Task directions:
Give every line of the data again, unchanged, but with no pictures.

Saved entries:

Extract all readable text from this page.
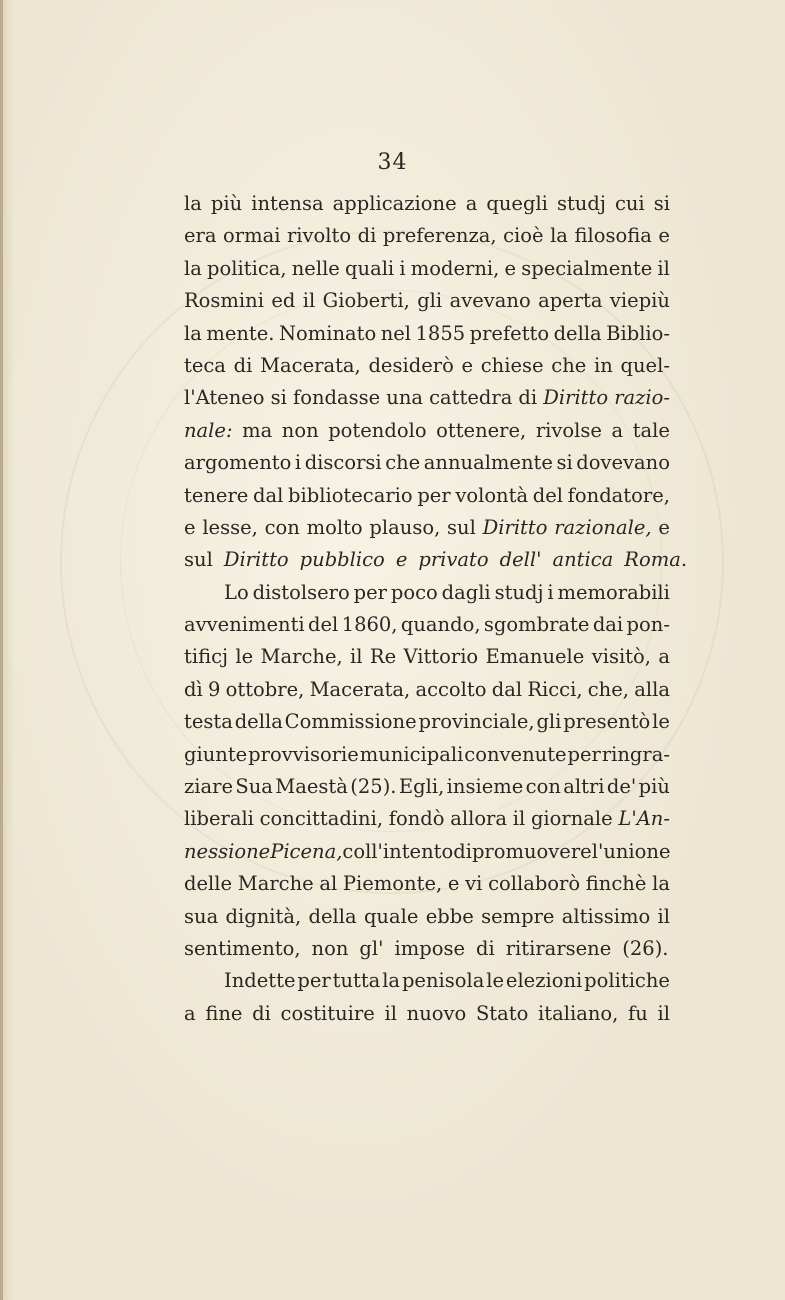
34
la più intensa applicazione a quegli studj cui si
era ormai rivolto di preferenza, cioè la filosofia e
la politica, nelle quali i moderni, e specialmente il
Rosmini ed il Gioberti, gli avevano aperta viepiù
la mente. Nominato nel 1855 prefetto della Biblio-
teca di Macerata, desiderò e chiese che in quel-
l'Ateneo si fondasse una cattedra di Diritto razio-
nale: ma non potendolo ottenere, rivolse a tale
argomento i discorsi che annualmente si dovevano
tenere dal bibliotecario per volontà del fondatore,
e lesse, con molto plauso, sul Diritto razionale, e
sul Diritto pubblico e privato dell' antica Roma.
Lo distolsero per poco dagli studj i memorabili
avvenimenti del 1860, quando, sgombrate dai pon-
tificj le Marche, il Re Vittorio Emanuele visitò, a
dì 9 ottobre, Macerata, accolto dal Ricci, che, alla
testa della Commissione provinciale, gli presentò le
giunte provvisorie municipali convenute per ringra-
ziare Sua Maestà (25). Egli, insieme con altri de' più
liberali concittadini, fondò allora il giornale L'An-
nessione Picena, coll'intento di promuovere l'unione
delle Marche al Piemonte, e vi collaborò finchè la
sua dignità, della quale ebbe sempre altissimo il
sentimento, non gl' impose di ritirarsene (26).
Indette per tutta la penisola le elezioni politiche
a fine di costituire il nuovo Stato italiano, fu il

Written answer:
Extract all readable text from this page.
34
la più intensa applicazione a quegli studj cui si
era ormai rivolto di preferenza, cioè la filosofia e
la politica, nelle quali i moderni, e specialmente il
Rosmini ed il Gioberti, gli avevano aperta viepiù
la mente. Nominato nel 1855 prefetto della Biblio-
teca di Macerata, desiderò e chiese che in quel-
l'Ateneo si fondasse una cattedra di Diritto razio-
nale: ma non potendolo ottenere, rivolse a tale
argomento i discorsi che annualmente si dovevano
tenere dal bibliotecario per volontà del fondatore,
e lesse, con molto plauso, sul Diritto razionale, e
sul Diritto pubblico e privato dell' antica Roma.
Lo distolsero per poco dagli studj i memorabili
avvenimenti del 1860, quando, sgombrate dai pon-
tificj le Marche, il Re Vittorio Emanuele visitò, a
dì 9 ottobre, Macerata, accolto dal Ricci, che, alla
testa della Commissione provinciale, gli presentò le
giunte provvisorie municipali convenute per ringra-
ziare Sua Maestà (25). Egli, insieme con altri de' più
liberali concittadini, fondò allora il giornale L'An-
nessione Picena, coll'intento di promuovere l'unione
delle Marche al Piemonte, e vi collaborò finchè la
sua dignità, della quale ebbe sempre altissimo il
sentimento, non gl' impose di ritirarsene (26).
Indette per tutta la penisola le elezioni politiche
a fine di costituire il nuovo Stato italiano, fu il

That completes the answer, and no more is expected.